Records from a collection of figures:
════════
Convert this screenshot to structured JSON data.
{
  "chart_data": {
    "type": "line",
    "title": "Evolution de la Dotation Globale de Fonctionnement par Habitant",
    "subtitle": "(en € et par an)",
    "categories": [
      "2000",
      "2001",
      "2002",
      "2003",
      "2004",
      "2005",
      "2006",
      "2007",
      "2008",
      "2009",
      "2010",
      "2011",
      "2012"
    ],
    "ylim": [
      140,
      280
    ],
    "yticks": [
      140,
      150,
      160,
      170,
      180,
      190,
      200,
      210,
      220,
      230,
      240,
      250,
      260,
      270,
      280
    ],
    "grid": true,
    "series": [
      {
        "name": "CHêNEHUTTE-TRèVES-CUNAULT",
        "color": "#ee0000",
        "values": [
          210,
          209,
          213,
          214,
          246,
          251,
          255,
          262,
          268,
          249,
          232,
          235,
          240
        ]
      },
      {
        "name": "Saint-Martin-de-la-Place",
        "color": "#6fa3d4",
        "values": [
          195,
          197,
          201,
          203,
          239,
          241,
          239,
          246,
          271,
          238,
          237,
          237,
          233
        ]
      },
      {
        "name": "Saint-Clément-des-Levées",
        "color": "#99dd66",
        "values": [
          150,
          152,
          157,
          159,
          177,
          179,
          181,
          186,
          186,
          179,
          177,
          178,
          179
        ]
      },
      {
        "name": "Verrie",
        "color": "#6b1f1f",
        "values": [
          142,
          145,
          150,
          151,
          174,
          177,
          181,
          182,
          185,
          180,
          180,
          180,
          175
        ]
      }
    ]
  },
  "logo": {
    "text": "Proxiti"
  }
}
════════
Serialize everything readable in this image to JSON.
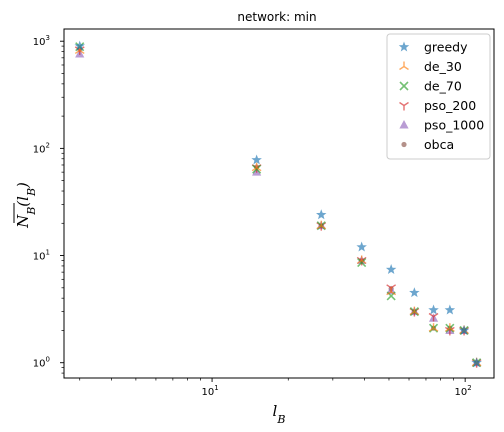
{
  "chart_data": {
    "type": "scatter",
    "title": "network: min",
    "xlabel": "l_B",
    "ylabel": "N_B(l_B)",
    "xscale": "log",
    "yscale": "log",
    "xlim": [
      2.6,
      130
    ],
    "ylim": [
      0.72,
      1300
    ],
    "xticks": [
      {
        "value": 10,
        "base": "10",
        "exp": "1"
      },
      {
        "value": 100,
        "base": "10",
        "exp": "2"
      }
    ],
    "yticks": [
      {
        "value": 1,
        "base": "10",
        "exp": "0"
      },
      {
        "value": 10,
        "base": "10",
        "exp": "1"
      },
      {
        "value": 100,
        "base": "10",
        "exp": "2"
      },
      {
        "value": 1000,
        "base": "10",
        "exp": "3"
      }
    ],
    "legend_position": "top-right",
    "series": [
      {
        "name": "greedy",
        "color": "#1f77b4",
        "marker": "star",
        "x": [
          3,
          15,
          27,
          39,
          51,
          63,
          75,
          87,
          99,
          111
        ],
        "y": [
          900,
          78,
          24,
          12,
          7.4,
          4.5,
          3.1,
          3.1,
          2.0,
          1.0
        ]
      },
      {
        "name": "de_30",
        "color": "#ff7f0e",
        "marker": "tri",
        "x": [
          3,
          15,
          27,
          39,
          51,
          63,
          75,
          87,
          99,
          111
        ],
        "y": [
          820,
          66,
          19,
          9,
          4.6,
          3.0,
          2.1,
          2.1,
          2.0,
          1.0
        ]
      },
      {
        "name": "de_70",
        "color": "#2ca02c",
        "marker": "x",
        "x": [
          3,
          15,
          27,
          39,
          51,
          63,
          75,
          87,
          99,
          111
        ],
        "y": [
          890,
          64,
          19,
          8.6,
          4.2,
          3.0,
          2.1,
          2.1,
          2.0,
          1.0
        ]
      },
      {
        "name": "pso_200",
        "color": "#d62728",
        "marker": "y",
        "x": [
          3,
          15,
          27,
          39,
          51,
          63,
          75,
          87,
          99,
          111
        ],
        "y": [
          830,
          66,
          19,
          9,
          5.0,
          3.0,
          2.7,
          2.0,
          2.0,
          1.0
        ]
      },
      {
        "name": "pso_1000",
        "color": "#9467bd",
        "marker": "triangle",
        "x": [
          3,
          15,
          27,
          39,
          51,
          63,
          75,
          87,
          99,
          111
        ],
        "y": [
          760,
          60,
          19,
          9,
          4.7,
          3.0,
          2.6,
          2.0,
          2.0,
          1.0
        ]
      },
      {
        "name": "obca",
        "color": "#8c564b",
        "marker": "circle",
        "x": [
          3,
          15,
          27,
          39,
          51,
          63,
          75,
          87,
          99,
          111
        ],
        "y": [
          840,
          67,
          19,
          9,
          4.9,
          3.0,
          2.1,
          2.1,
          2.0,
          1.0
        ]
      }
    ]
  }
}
════════
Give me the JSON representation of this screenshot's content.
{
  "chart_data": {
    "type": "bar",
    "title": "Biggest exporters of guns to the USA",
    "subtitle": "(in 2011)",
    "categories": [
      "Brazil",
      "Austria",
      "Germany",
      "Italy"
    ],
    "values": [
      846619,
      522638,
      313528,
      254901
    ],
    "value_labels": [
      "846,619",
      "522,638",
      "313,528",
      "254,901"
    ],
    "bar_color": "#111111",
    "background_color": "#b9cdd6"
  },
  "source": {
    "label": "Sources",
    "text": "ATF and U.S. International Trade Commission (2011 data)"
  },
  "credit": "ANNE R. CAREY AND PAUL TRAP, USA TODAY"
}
════════
**Aim of the exercise**:
Working from the entries above, return all lines that contain "JSON".

**Answer to the problem**:
Convert this screenshot to structured JSON data.
Serialize everything readable in this image to JSON.
Give me the JSON representation of this screenshot's content.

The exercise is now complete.